▶ _Work instructions_:
Read the data and repeat it in full, exactly.

Chart and figure data
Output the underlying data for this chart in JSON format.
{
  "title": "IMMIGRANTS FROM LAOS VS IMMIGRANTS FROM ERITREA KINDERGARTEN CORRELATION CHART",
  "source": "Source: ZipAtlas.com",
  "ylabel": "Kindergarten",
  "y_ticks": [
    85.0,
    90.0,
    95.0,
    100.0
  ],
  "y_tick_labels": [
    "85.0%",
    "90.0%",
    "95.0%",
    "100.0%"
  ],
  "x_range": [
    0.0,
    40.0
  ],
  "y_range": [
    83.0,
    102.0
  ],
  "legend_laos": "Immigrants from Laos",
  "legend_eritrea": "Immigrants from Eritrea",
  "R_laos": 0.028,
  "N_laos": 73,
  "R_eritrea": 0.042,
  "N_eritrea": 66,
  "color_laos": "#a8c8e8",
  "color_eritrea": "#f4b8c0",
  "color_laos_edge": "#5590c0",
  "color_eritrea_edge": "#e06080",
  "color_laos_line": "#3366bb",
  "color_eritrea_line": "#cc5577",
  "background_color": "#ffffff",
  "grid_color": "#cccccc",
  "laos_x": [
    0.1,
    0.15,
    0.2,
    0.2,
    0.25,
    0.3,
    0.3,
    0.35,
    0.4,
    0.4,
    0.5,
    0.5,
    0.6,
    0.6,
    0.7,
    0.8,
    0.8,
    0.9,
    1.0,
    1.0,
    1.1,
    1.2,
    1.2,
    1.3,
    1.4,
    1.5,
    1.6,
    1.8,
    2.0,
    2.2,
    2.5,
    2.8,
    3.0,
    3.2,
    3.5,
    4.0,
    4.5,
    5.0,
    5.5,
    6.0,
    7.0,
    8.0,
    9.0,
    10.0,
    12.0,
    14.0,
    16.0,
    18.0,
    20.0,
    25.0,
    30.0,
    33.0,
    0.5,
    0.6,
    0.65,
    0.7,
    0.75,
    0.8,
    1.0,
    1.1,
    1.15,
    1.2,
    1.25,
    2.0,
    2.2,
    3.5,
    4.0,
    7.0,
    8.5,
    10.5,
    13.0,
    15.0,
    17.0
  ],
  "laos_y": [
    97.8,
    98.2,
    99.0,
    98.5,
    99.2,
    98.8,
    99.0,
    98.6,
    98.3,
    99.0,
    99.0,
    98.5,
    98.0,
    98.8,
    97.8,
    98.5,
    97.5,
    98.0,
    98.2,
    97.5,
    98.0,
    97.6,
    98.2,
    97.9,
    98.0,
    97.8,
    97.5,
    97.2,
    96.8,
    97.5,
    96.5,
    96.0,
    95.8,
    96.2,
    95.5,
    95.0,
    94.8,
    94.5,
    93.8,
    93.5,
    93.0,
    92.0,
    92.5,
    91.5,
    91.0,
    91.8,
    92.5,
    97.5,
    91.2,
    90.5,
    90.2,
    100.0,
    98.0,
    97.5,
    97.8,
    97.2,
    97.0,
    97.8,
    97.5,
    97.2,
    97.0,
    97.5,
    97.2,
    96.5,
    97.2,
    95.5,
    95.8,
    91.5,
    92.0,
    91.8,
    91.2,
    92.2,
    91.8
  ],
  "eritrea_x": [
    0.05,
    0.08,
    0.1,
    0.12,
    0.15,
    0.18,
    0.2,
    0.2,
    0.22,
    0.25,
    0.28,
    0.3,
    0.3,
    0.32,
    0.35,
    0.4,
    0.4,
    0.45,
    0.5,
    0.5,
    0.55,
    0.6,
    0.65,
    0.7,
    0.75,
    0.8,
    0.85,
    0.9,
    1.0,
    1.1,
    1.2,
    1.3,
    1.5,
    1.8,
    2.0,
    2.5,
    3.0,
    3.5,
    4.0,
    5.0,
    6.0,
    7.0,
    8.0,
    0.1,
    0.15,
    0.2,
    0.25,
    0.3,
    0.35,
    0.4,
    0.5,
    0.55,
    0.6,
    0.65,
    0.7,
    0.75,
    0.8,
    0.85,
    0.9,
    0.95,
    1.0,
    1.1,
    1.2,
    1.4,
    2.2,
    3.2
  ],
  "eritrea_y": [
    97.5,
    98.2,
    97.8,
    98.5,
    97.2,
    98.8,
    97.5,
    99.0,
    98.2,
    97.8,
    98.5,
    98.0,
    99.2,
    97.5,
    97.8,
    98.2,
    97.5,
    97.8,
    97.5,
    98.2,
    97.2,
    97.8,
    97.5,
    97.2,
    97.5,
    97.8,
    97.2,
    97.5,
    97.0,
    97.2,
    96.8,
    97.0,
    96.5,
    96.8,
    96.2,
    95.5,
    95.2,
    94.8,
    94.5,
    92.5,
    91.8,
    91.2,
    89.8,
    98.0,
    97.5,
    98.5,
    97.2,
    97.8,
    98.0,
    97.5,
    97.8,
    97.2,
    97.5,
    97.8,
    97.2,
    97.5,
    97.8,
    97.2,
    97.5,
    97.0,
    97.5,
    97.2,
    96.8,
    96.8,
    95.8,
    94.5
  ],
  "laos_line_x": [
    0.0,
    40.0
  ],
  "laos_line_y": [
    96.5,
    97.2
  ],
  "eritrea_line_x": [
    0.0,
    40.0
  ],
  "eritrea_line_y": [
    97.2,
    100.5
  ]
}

▶ _Written reply_:
Output the underlying data for this chart in JSON format.
{
  "title": "IMMIGRANTS FROM LAOS VS IMMIGRANTS FROM ERITREA KINDERGARTEN CORRELATION CHART",
  "source": "Source: ZipAtlas.com",
  "ylabel": "Kindergarten",
  "y_ticks": [
    85.0,
    90.0,
    95.0,
    100.0
  ],
  "y_tick_labels": [
    "85.0%",
    "90.0%",
    "95.0%",
    "100.0%"
  ],
  "x_range": [
    0.0,
    40.0
  ],
  "y_range": [
    83.0,
    102.0
  ],
  "legend_laos": "Immigrants from Laos",
  "legend_eritrea": "Immigrants from Eritrea",
  "R_laos": 0.028,
  "N_laos": 73,
  "R_eritrea": 0.042,
  "N_eritrea": 66,
  "color_laos": "#a8c8e8",
  "color_eritrea": "#f4b8c0",
  "color_laos_edge": "#5590c0",
  "color_eritrea_edge": "#e06080",
  "color_laos_line": "#3366bb",
  "color_eritrea_line": "#cc5577",
  "background_color": "#ffffff",
  "grid_color": "#cccccc",
  "laos_x": [
    0.1,
    0.15,
    0.2,
    0.2,
    0.25,
    0.3,
    0.3,
    0.35,
    0.4,
    0.4,
    0.5,
    0.5,
    0.6,
    0.6,
    0.7,
    0.8,
    0.8,
    0.9,
    1.0,
    1.0,
    1.1,
    1.2,
    1.2,
    1.3,
    1.4,
    1.5,
    1.6,
    1.8,
    2.0,
    2.2,
    2.5,
    2.8,
    3.0,
    3.2,
    3.5,
    4.0,
    4.5,
    5.0,
    5.5,
    6.0,
    7.0,
    8.0,
    9.0,
    10.0,
    12.0,
    14.0,
    16.0,
    18.0,
    20.0,
    25.0,
    30.0,
    33.0,
    0.5,
    0.6,
    0.65,
    0.7,
    0.75,
    0.8,
    1.0,
    1.1,
    1.15,
    1.2,
    1.25,
    2.0,
    2.2,
    3.5,
    4.0,
    7.0,
    8.5,
    10.5,
    13.0,
    15.0,
    17.0
  ],
  "laos_y": [
    97.8,
    98.2,
    99.0,
    98.5,
    99.2,
    98.8,
    99.0,
    98.6,
    98.3,
    99.0,
    99.0,
    98.5,
    98.0,
    98.8,
    97.8,
    98.5,
    97.5,
    98.0,
    98.2,
    97.5,
    98.0,
    97.6,
    98.2,
    97.9,
    98.0,
    97.8,
    97.5,
    97.2,
    96.8,
    97.5,
    96.5,
    96.0,
    95.8,
    96.2,
    95.5,
    95.0,
    94.8,
    94.5,
    93.8,
    93.5,
    93.0,
    92.0,
    92.5,
    91.5,
    91.0,
    91.8,
    92.5,
    97.5,
    91.2,
    90.5,
    90.2,
    100.0,
    98.0,
    97.5,
    97.8,
    97.2,
    97.0,
    97.8,
    97.5,
    97.2,
    97.0,
    97.5,
    97.2,
    96.5,
    97.2,
    95.5,
    95.8,
    91.5,
    92.0,
    91.8,
    91.2,
    92.2,
    91.8
  ],
  "eritrea_x": [
    0.05,
    0.08,
    0.1,
    0.12,
    0.15,
    0.18,
    0.2,
    0.2,
    0.22,
    0.25,
    0.28,
    0.3,
    0.3,
    0.32,
    0.35,
    0.4,
    0.4,
    0.45,
    0.5,
    0.5,
    0.55,
    0.6,
    0.65,
    0.7,
    0.75,
    0.8,
    0.85,
    0.9,
    1.0,
    1.1,
    1.2,
    1.3,
    1.5,
    1.8,
    2.0,
    2.5,
    3.0,
    3.5,
    4.0,
    5.0,
    6.0,
    7.0,
    8.0,
    0.1,
    0.15,
    0.2,
    0.25,
    0.3,
    0.35,
    0.4,
    0.5,
    0.55,
    0.6,
    0.65,
    0.7,
    0.75,
    0.8,
    0.85,
    0.9,
    0.95,
    1.0,
    1.1,
    1.2,
    1.4,
    2.2,
    3.2
  ],
  "eritrea_y": [
    97.5,
    98.2,
    97.8,
    98.5,
    97.2,
    98.8,
    97.5,
    99.0,
    98.2,
    97.8,
    98.5,
    98.0,
    99.2,
    97.5,
    97.8,
    98.2,
    97.5,
    97.8,
    97.5,
    98.2,
    97.2,
    97.8,
    97.5,
    97.2,
    97.5,
    97.8,
    97.2,
    97.5,
    97.0,
    97.2,
    96.8,
    97.0,
    96.5,
    96.8,
    96.2,
    95.5,
    95.2,
    94.8,
    94.5,
    92.5,
    91.8,
    91.2,
    89.8,
    98.0,
    97.5,
    98.5,
    97.2,
    97.8,
    98.0,
    97.5,
    97.8,
    97.2,
    97.5,
    97.8,
    97.2,
    97.5,
    97.8,
    97.2,
    97.5,
    97.0,
    97.5,
    97.2,
    96.8,
    96.8,
    95.8,
    94.5
  ],
  "laos_line_x": [
    0.0,
    40.0
  ],
  "laos_line_y": [
    96.5,
    97.2
  ],
  "eritrea_line_x": [
    0.0,
    40.0
  ],
  "eritrea_line_y": [
    97.2,
    100.5
  ]
}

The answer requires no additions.